>> begin
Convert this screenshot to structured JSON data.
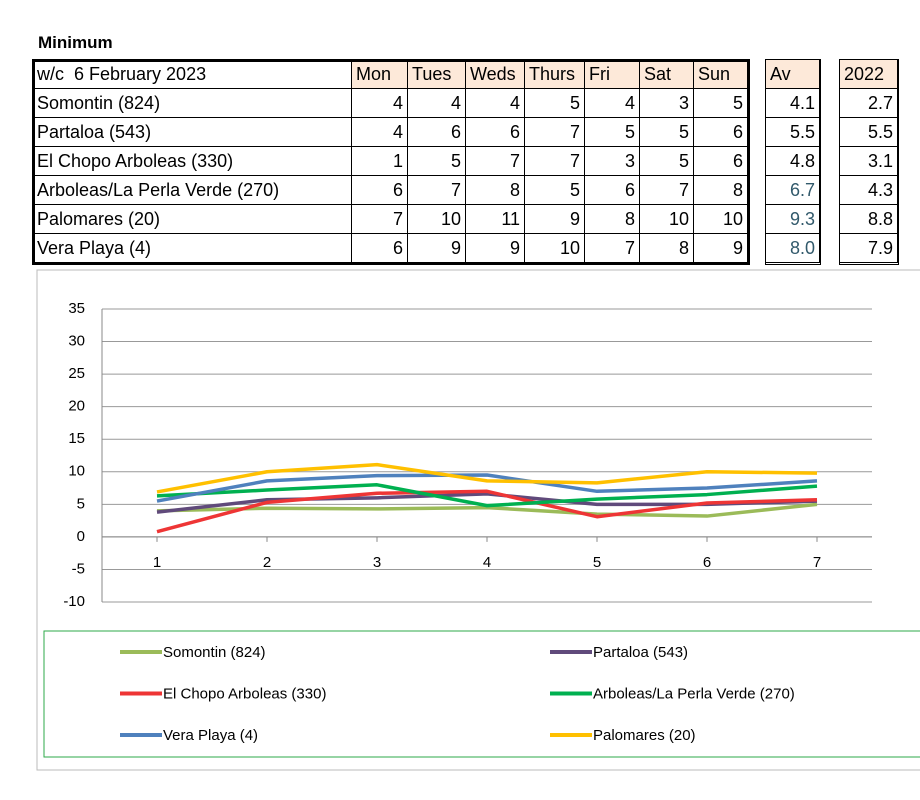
{
  "title": "Minimum",
  "table": {
    "header": [
      "w/c  6 February 2023",
      "Mon",
      "Tues",
      "Weds",
      "Thurs",
      "Fri",
      "Sat",
      "Sun",
      "Av",
      "2022"
    ],
    "rows": [
      [
        "Somontin (824)",
        "4",
        "4",
        "4",
        "5",
        "4",
        "3",
        "5",
        "4.1",
        "2.7"
      ],
      [
        "Partaloa (543)",
        "4",
        "6",
        "6",
        "7",
        "5",
        "5",
        "6",
        "5.5",
        "5.5"
      ],
      [
        "El Chopo Arboleas (330)",
        "1",
        "5",
        "7",
        "7",
        "3",
        "5",
        "6",
        "4.8",
        "3.1"
      ],
      [
        "Arboleas/La Perla Verde (270)",
        "6",
        "7",
        "8",
        "5",
        "6",
        "7",
        "8",
        "6.7",
        "4.3"
      ],
      [
        "Palomares (20)",
        "7",
        "10",
        "11",
        "9",
        "8",
        "10",
        "10",
        "9.3",
        "8.8"
      ],
      [
        "Vera Playa (4)",
        "6",
        "9",
        "9",
        "10",
        "7",
        "8",
        "9",
        "8.0",
        "7.9"
      ]
    ]
  },
  "chart_data": {
    "type": "line",
    "x": [
      1,
      2,
      3,
      4,
      5,
      6,
      7
    ],
    "xlim": [
      0.5,
      7.5
    ],
    "xticks": [
      1,
      2,
      3,
      4,
      5,
      6,
      7
    ],
    "ylim": [
      -10,
      35
    ],
    "yticks": [
      -10,
      -5,
      0,
      5,
      10,
      15,
      20,
      25,
      30,
      35
    ],
    "grid": true,
    "series": [
      {
        "name": "Somontin (824)",
        "color": "#9bbb59",
        "values": [
          4,
          4.4,
          4.3,
          4.5,
          3.5,
          3.2,
          5
        ]
      },
      {
        "name": "Partaloa (543)",
        "color": "#604a7b",
        "values": [
          3.8,
          5.7,
          6,
          6.6,
          5,
          5,
          5.5
        ]
      },
      {
        "name": "El Chopo Arboleas (330)",
        "color": "#ee3535",
        "values": [
          0.8,
          5.3,
          6.7,
          7,
          3.1,
          5.2,
          5.7
        ]
      },
      {
        "name": "Arboleas/La Perla Verde (270)",
        "color": "#00b050",
        "values": [
          6.3,
          7.2,
          8,
          4.8,
          5.8,
          6.5,
          7.8
        ]
      },
      {
        "name": "Vera Playa (4)",
        "color": "#4f81bd",
        "values": [
          5.5,
          8.6,
          9.4,
          9.5,
          7,
          7.5,
          8.6
        ]
      },
      {
        "name": "Palomares (20)",
        "color": "#ffc000",
        "values": [
          6.9,
          10,
          11.1,
          8.6,
          8.3,
          10,
          9.8
        ]
      }
    ]
  }
}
>> end
## Given exercise
Extract from the material all lines containing the string "Arboleas".

## Correct result
        "El Chopo Arboleas (330)",
        "Arboleas/La Perla Verde (270)",
        "name": "El Chopo Arboleas (330)",
        "name": "Arboleas/La Perla Verde (270)",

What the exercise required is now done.